PROBLEM STATEMENT
Narrow the data below down to the lines containing "JSON".

....

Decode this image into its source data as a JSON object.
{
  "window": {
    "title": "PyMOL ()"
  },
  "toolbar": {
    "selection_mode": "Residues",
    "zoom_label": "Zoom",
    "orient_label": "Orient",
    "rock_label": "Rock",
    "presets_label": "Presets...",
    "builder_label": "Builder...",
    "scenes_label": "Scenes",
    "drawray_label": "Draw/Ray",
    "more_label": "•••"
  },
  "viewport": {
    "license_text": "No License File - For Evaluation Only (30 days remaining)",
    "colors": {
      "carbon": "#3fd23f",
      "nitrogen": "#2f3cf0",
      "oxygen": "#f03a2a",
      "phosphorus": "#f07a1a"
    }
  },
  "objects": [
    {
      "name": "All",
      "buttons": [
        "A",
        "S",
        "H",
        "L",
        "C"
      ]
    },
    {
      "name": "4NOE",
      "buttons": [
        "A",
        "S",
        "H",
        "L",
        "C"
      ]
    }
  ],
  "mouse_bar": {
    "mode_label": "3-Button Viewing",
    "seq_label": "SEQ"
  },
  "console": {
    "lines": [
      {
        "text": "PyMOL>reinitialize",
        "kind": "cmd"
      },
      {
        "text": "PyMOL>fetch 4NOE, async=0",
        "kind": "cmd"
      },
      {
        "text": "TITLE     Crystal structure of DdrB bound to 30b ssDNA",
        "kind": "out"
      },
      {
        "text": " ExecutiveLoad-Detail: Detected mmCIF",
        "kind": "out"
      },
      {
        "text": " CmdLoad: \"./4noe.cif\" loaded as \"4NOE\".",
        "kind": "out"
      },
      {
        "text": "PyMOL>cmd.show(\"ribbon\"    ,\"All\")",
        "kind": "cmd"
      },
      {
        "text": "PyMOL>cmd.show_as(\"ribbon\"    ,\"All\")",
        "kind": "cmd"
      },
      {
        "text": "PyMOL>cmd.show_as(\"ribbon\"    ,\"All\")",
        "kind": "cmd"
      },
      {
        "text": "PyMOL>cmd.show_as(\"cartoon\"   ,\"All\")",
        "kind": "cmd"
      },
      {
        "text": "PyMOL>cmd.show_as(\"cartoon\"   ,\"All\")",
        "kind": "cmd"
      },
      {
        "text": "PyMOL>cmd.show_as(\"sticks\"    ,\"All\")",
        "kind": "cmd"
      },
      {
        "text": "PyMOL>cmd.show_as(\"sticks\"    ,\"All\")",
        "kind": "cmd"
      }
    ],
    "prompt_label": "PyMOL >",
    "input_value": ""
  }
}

....

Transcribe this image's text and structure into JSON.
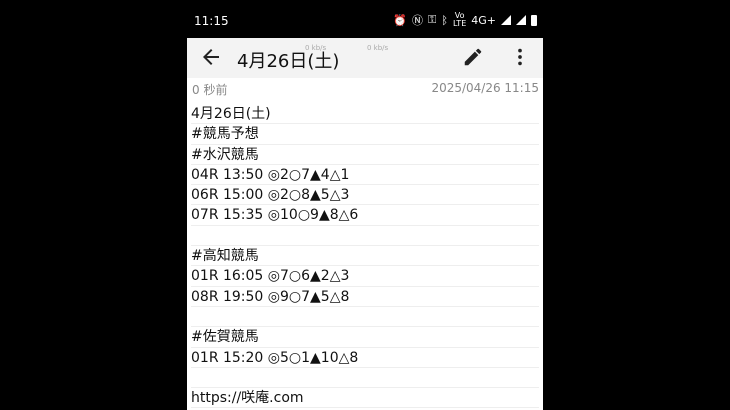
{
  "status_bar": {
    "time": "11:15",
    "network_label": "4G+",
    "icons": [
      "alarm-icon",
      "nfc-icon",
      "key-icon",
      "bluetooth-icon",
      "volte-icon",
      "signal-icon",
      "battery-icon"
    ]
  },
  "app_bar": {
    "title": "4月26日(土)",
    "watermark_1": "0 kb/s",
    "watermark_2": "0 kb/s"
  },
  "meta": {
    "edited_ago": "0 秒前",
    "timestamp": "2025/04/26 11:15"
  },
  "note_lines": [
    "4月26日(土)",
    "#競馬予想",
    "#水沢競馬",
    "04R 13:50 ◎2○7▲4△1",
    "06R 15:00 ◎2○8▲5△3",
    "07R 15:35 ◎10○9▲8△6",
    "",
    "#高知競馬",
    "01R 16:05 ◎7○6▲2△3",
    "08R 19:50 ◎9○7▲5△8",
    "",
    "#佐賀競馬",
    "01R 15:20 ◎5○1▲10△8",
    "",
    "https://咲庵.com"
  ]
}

....

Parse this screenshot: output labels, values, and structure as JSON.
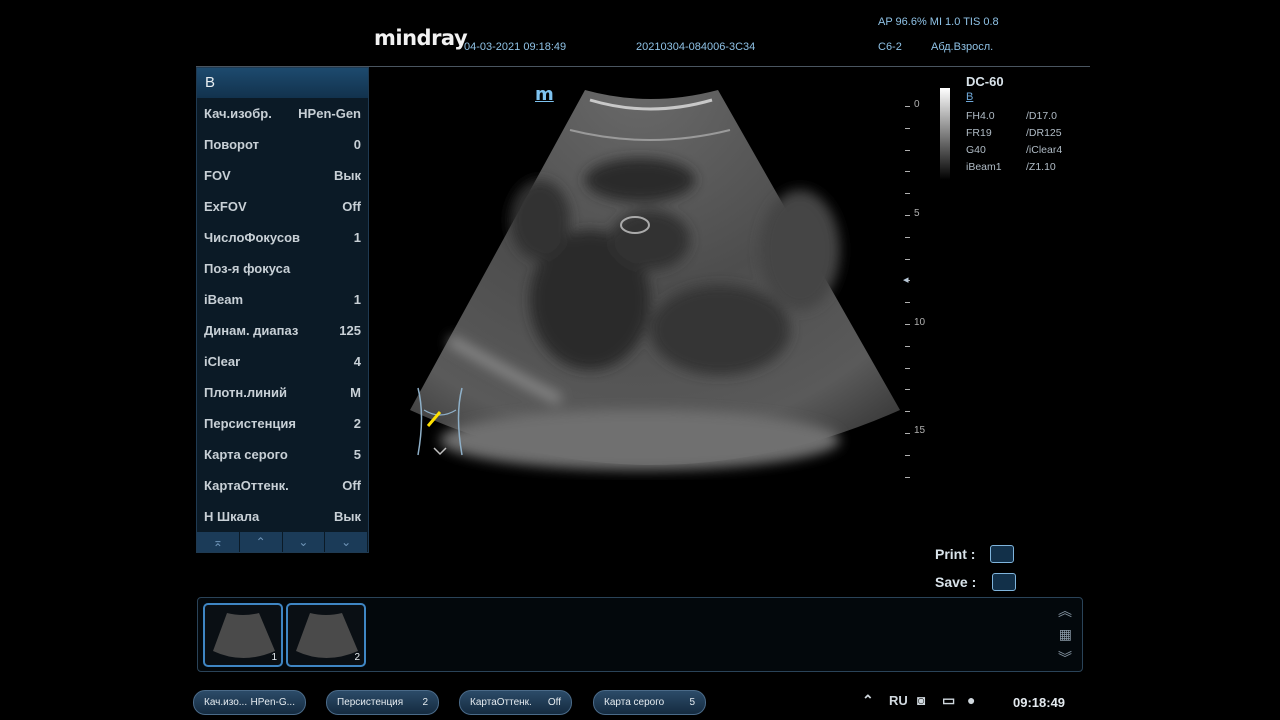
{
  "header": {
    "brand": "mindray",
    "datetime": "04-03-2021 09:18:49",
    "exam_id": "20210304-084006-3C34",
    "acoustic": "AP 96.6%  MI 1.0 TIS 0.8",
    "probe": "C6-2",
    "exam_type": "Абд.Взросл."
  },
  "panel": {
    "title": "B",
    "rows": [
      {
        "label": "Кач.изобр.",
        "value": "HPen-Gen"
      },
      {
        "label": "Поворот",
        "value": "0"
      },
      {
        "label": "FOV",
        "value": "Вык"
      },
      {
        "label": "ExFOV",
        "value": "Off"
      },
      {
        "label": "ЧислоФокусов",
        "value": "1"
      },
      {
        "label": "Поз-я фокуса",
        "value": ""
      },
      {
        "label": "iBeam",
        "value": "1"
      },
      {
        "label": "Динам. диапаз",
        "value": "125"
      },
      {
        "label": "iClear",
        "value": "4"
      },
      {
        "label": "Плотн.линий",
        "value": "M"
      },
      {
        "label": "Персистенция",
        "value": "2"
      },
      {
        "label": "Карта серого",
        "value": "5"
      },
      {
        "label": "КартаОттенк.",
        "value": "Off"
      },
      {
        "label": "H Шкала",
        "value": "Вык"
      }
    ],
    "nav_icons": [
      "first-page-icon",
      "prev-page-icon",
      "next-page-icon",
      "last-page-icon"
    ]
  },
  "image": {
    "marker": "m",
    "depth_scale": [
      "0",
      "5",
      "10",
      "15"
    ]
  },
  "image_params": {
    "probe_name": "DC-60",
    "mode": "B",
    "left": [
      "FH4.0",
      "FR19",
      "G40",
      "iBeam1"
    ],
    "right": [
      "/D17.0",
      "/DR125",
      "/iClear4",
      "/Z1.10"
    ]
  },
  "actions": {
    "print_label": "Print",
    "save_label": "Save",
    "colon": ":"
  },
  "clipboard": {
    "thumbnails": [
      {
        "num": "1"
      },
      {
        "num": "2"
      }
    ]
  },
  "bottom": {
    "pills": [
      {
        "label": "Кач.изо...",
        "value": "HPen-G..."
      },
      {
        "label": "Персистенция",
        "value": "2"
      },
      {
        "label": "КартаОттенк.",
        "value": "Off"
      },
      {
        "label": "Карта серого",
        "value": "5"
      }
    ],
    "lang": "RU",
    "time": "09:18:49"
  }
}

....

ANSWER TO THIS EXERCISE
Decode this image into its source data as a JSON object.
Transcribe this image's text and structure into JSON.
Parse this screenshot: output labels, values, and structure as JSON.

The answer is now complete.